* **Problem to solve**
Keep the pictures out and restate every record exactly.

────────────────

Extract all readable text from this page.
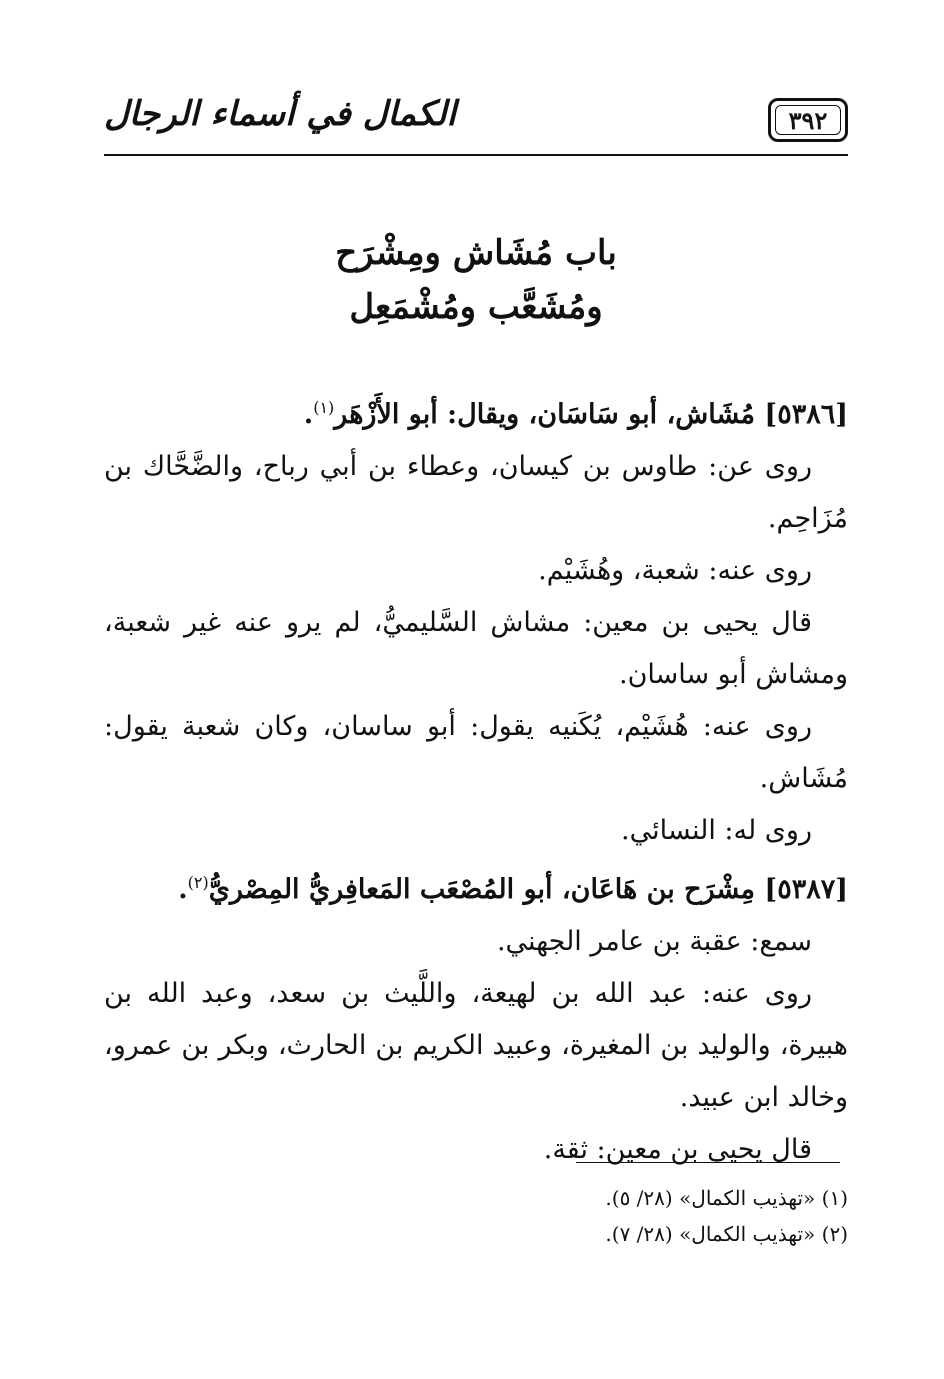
الكمال في أسماء الرجال	٣٩٢
باب مُشَاش ومِشْرَح
ومُشَعَّب ومُشْمَعِل

[٥٣٨٦] مُشَاش، أبو سَاسَان، ويقال: أبو الأَزْهَر$^{(١)}$.

روى عن: طاوس بن كيسان، وعطاء بن أبي رباح، والضَّحَّاك بن مُزَاحِم.

روى عنه: شعبة، وهُشَيْم.

قال يحيى بن معين: مشاش السَّليميُّ، لم يرو عنه غير شعبة، ومشاش أبو ساسان.

روى عنه: هُشَيْم، يُكَنيه يقول: أبو ساسان، وكان شعبة يقول: مُشَاش.

روى له: النسائي.

[٥٣٨٧] مِشْرَح بن هَاعَان، أبو المُصْعَب المَعافِريُّ المِصْريُّ$^{(٢)}$.

سمع: عقبة بن عامر الجهني.

روى عنه: عبد الله بن لهيعة، واللَّيث بن سعد، وعبد الله بن هبيرة، والوليد بن المغيرة، وعبيد الكريم بن الحارث، وبكر بن عمرو، وخالد ابن عبيد.

قال يحيى بن معين: ثقة.

(١) «تهذيب الكمال» (٢٨/ ٥).

(٢) «تهذيب الكمال» (٢٨/ ٧).
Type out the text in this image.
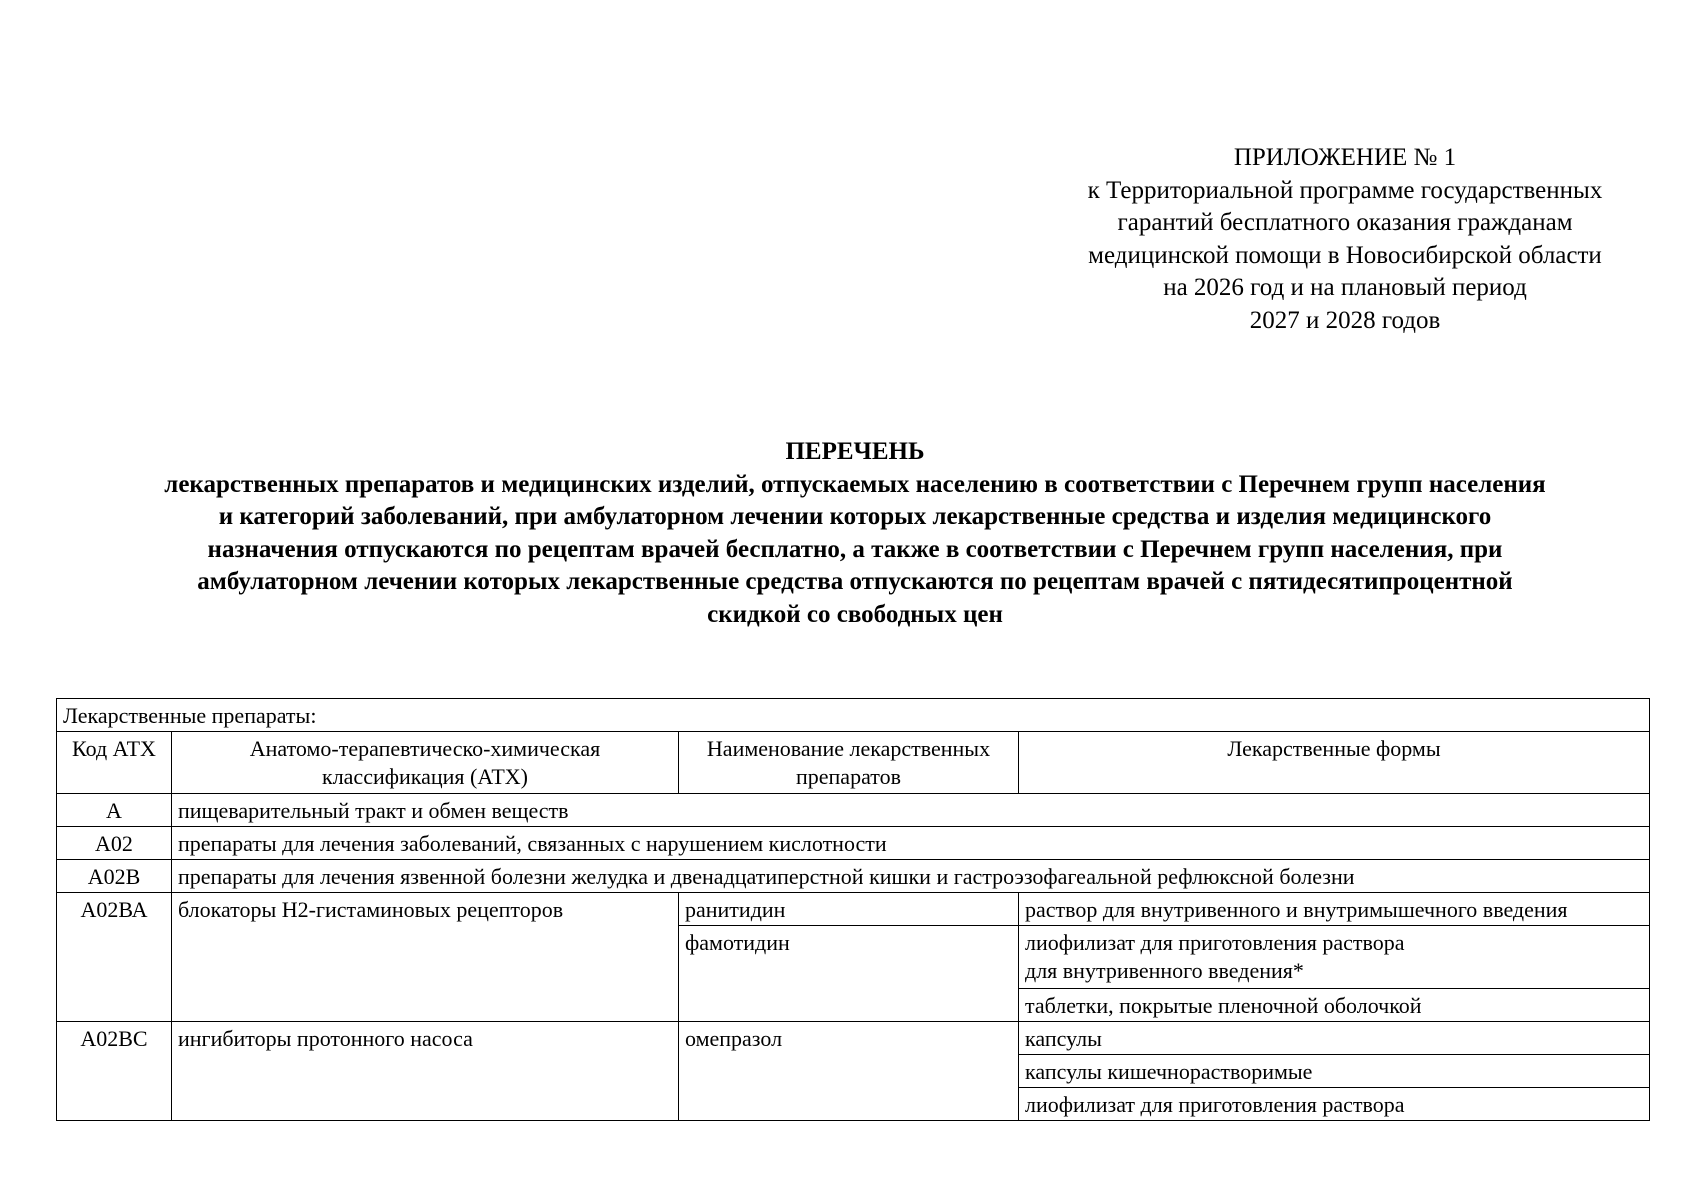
ПРИЛОЖЕНИЕ № 1
к Территориальной программе государственных
гарантий бесплатного оказания гражданам
медицинской помощи в Новосибирской области
на 2026 год и на плановый период
2027 и 2028 годов
ПЕРЕЧЕНЬ
лекарственных препаратов и медицинских изделий, отпускаемых населению в соответствии с Перечнем групп населения
и категорий заболеваний, при амбулаторном лечении которых лекарственные средства и изделия медицинского
назначения отпускаются по рецептам врачей бесплатно, а также в соответствии с Перечнем групп населения, при
амбулаторном лечении которых лекарственные средства отпускаются по рецептам врачей с пятидесятипроцентной
скидкой со свободных цен
Лекарственные препараты:			
Код АТХ	Анатомо-терапевтическо-химическая классификация (АТХ)	Наименование лекарственных препаратов	Лекарственные формы
А	пищеварительный тракт и обмен веществ		
А02	препараты для лечения заболеваний, связанных с нарушением кислотности		
А02В	препараты для лечения язвенной болезни желудка и двенадцатиперстной кишки и гастроэзофагеальной рефлюксной болезни		
А02ВА	блокаторы Н2-гистаминовых рецепторов	ранитидин	раствор для внутривенного и внутримышечного введения
		фамотидин	лиофилизат для приготовления раствора
для внутривенного введения*

			таблетки, покрытые пленочной оболочкой
А02ВС	ингибиторы протонного насоса	омепразол	капсулы
			капсулы кишечнорастворимые
			лиофилизат для приготовления раствора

────────────────

* **Finished exercise**
Extract all readable text from this page.
الكمال في أسماء الرجال	٣٩٢
باب مُشَاش ومِشْرَح
ومُشَعَّب ومُشْمَعِل

[٥٣٨٦] مُشَاش، أبو سَاسَان، ويقال: أبو الأَزْهَر$^{(١)}$.

روى عن: طاوس بن كيسان، وعطاء بن أبي رباح، والضَّحَّاك بن مُزَاحِم.

روى عنه: شعبة، وهُشَيْم.

قال يحيى بن معين: مشاش السَّليميُّ، لم يرو عنه غير شعبة، ومشاش أبو ساسان.

روى عنه: هُشَيْم، يُكَنيه يقول: أبو ساسان، وكان شعبة يقول: مُشَاش.

روى له: النسائي.

[٥٣٨٧] مِشْرَح بن هَاعَان، أبو المُصْعَب المَعافِريُّ المِصْريُّ$^{(٢)}$.

سمع: عقبة بن عامر الجهني.

روى عنه: عبد الله بن لهيعة، واللَّيث بن سعد، وعبد الله بن هبيرة، والوليد بن المغيرة، وعبيد الكريم بن الحارث، وبكر بن عمرو، وخالد ابن عبيد.

قال يحيى بن معين: ثقة.

(١) «تهذيب الكمال» (٢٨/ ٥).

(٢) «تهذيب الكمال» (٢٨/ ٧).
Type out the text in this image.
ПРИЛОЖЕНИЕ № 1
к Территориальной программе государственных
гарантий бесплатного оказания гражданам
медицинской помощи в Новосибирской области
на 2026 год и на плановый период
2027 и 2028 годов
ПЕРЕЧЕНЬ
лекарственных препаратов и медицинских изделий, отпускаемых населению в соответствии с Перечнем групп населения
и категорий заболеваний, при амбулаторном лечении которых лекарственные средства и изделия медицинского
назначения отпускаются по рецептам врачей бесплатно, а также в соответствии с Перечнем групп населения, при
амбулаторном лечении которых лекарственные средства отпускаются по рецептам врачей с пятидесятипроцентной
скидкой со свободных цен
Лекарственные препараты:			
Код АТХ	Анатомо-терапевтическо-химическая классификация (АТХ)	Наименование лекарственных препаратов	Лекарственные формы
А	пищеварительный тракт и обмен веществ		
А02	препараты для лечения заболеваний, связанных с нарушением кислотности		
А02В	препараты для лечения язвенной болезни желудка и двенадцатиперстной кишки и гастроэзофагеальной рефлюксной болезни		
А02ВА	блокаторы Н2-гистаминовых рецепторов	ранитидин	раствор для внутривенного и внутримышечного введения
		фамотидин	лиофилизат для приготовления раствора
для внутривенного введения*

			таблетки, покрытые пленочной оболочкой
А02ВС	ингибиторы протонного насоса	омепразол	капсулы
			капсулы кишечнорастворимые
			лиофилизат для приготовления раствора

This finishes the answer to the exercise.